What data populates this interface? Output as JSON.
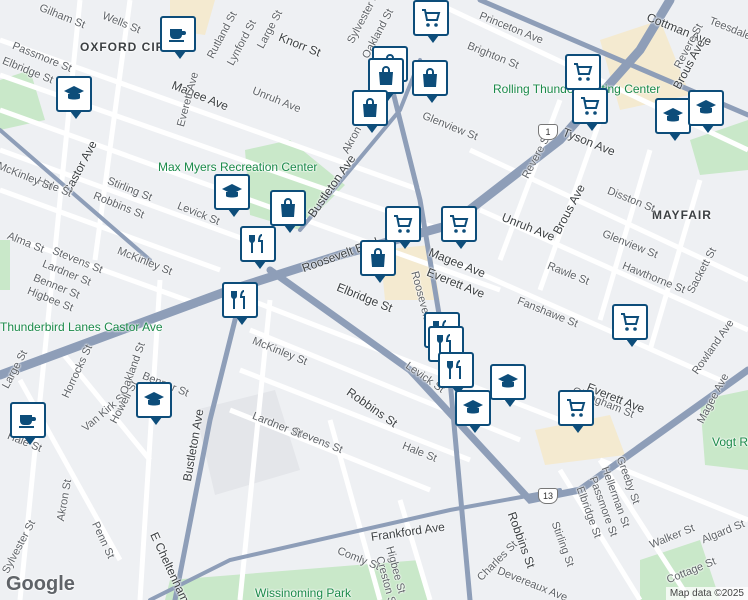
{
  "map": {
    "neighborhoods": [
      {
        "id": "oxford",
        "text": "OXFORD CIR"
      },
      {
        "id": "mayfair",
        "text": "MAYFAIR"
      }
    ],
    "streets": [
      {
        "id": "s1",
        "text": "Gilham St"
      },
      {
        "id": "s2",
        "text": "Wells St"
      },
      {
        "id": "s3",
        "text": "Rutland St"
      },
      {
        "id": "s4",
        "text": "Lynford St"
      },
      {
        "id": "s5",
        "text": "Large St"
      },
      {
        "id": "s6",
        "text": "Knorr St"
      },
      {
        "id": "s7",
        "text": "Unruh Ave"
      },
      {
        "id": "s8",
        "text": "Magee Ave"
      },
      {
        "id": "s9",
        "text": "Everett Ave"
      },
      {
        "id": "s10",
        "text": "Passmore St"
      },
      {
        "id": "s11",
        "text": "Elbridge St"
      },
      {
        "id": "s12",
        "text": "Sylvester St"
      },
      {
        "id": "s13",
        "text": "Oakland St"
      },
      {
        "id": "s14",
        "text": "Princeton Ave"
      },
      {
        "id": "s15",
        "text": "Brighton St"
      },
      {
        "id": "s16",
        "text": "Cottman Ave"
      },
      {
        "id": "s17",
        "text": "Teesdale St"
      },
      {
        "id": "s18",
        "text": "Brous Ave"
      },
      {
        "id": "s19",
        "text": "Revere St"
      },
      {
        "id": "s20",
        "text": "Tyson Ave"
      },
      {
        "id": "s21",
        "text": "Glenview St"
      },
      {
        "id": "s22",
        "text": "Akron St"
      },
      {
        "id": "s23",
        "text": "Bustleton Ave"
      },
      {
        "id": "s24",
        "text": "Roosevelt Blvd"
      },
      {
        "id": "s25",
        "text": "Castor Ave"
      },
      {
        "id": "s26",
        "text": "Hale St"
      },
      {
        "id": "s27",
        "text": "Stirling St"
      },
      {
        "id": "s28",
        "text": "McKinley St"
      },
      {
        "id": "s29",
        "text": "Robbins St"
      },
      {
        "id": "s30",
        "text": "Levick St"
      },
      {
        "id": "s31",
        "text": "Alma St"
      },
      {
        "id": "s32",
        "text": "Stevens St"
      },
      {
        "id": "s33",
        "text": "Lardner St"
      },
      {
        "id": "s34",
        "text": "Benner St"
      },
      {
        "id": "s35",
        "text": "Higbee St"
      },
      {
        "id": "s36",
        "text": "Disston St"
      },
      {
        "id": "s37",
        "text": "Hawthorne St"
      },
      {
        "id": "s38",
        "text": "Sackett St"
      },
      {
        "id": "s39",
        "text": "Fanshawe St"
      },
      {
        "id": "s40",
        "text": "Rawle St"
      },
      {
        "id": "s41",
        "text": "Rowland Ave"
      },
      {
        "id": "s42",
        "text": "Frankford Ave"
      },
      {
        "id": "s43",
        "text": "Comly St"
      },
      {
        "id": "s44",
        "text": "Creston St"
      },
      {
        "id": "s45",
        "text": "Charles St"
      },
      {
        "id": "s46",
        "text": "Walker St"
      },
      {
        "id": "s47",
        "text": "Algard St"
      },
      {
        "id": "s48",
        "text": "Greeby St"
      },
      {
        "id": "s49",
        "text": "Hellerman St"
      },
      {
        "id": "s50",
        "text": "E Cheltenham Ave"
      },
      {
        "id": "s51",
        "text": "Penn St"
      },
      {
        "id": "s52",
        "text": "Horrocks St"
      },
      {
        "id": "s53",
        "text": "Van Kirk St"
      },
      {
        "id": "s54",
        "text": "Howell St"
      },
      {
        "id": "s55",
        "text": "Gillingham St"
      },
      {
        "id": "s56",
        "text": "Devereaux Ave"
      },
      {
        "id": "s57",
        "text": "Cottage St"
      }
    ],
    "pois": [
      {
        "id": "p1",
        "text": "Rolling Thunder Skating Center"
      },
      {
        "id": "p2",
        "text": "Max Myers Recreation Center"
      },
      {
        "id": "p3",
        "text": "Thunderbird Lanes Castor Ave"
      },
      {
        "id": "p4",
        "text": "Vogt Recreation Center"
      },
      {
        "id": "p5",
        "text": "Wissinoming Park"
      }
    ],
    "route_shields": [
      {
        "id": "r1",
        "text": "1"
      },
      {
        "id": "r13",
        "text": "13"
      }
    ],
    "branding": "Google",
    "attribution": "Map data ©2025",
    "colors": {
      "arterial": "#8e9eb8",
      "road": "#ffffff",
      "park": "#c9e8c9",
      "commercial": "#f4ead0",
      "background": "#eef0f3",
      "pin": "#0d4d7a"
    },
    "pins": [
      {
        "id": "pin1",
        "icon": "cafe-icon"
      },
      {
        "id": "pin2",
        "icon": "shopping-cart-icon"
      },
      {
        "id": "pin3",
        "icon": "shopping-bag-icon"
      },
      {
        "id": "pin4",
        "icon": "shopping-bag-icon"
      },
      {
        "id": "pin5",
        "icon": "shopping-bag-icon"
      },
      {
        "id": "pin6",
        "icon": "school-icon"
      },
      {
        "id": "pin7",
        "icon": "shopping-cart-icon"
      },
      {
        "id": "pin8",
        "icon": "shopping-cart-icon"
      },
      {
        "id": "pin9",
        "icon": "school-icon"
      },
      {
        "id": "pin10",
        "icon": "school-icon"
      },
      {
        "id": "pin11",
        "icon": "school-icon"
      },
      {
        "id": "pin12",
        "icon": "shopping-bag-icon"
      },
      {
        "id": "pin13",
        "icon": "restaurant-icon"
      },
      {
        "id": "pin14",
        "icon": "shopping-cart-icon"
      },
      {
        "id": "pin15",
        "icon": "shopping-bag-icon"
      },
      {
        "id": "pin16",
        "icon": "shopping-bag-icon"
      },
      {
        "id": "pin17",
        "icon": "shopping-cart-icon"
      },
      {
        "id": "pin18",
        "icon": "restaurant-icon"
      },
      {
        "id": "pin19",
        "icon": "restaurant-icon"
      },
      {
        "id": "pin20",
        "icon": "restaurant-icon"
      },
      {
        "id": "pin21",
        "icon": "restaurant-icon"
      },
      {
        "id": "pin22",
        "icon": "restaurant-icon"
      },
      {
        "id": "pin23",
        "icon": "school-icon"
      },
      {
        "id": "pin24",
        "icon": "school-icon"
      },
      {
        "id": "pin25",
        "icon": "shopping-cart-icon"
      },
      {
        "id": "pin26",
        "icon": "shopping-cart-icon"
      },
      {
        "id": "pin27",
        "icon": "school-icon"
      },
      {
        "id": "pin28",
        "icon": "cafe-icon"
      }
    ]
  }
}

● WHAT YOU NEED TO DO: Find the lines containing "Recreation" and pull them out.

● EXERCISE SOLUTION:
        "text": "Max Myers Recreation Center"
        "text": "Vogt Recreation Center"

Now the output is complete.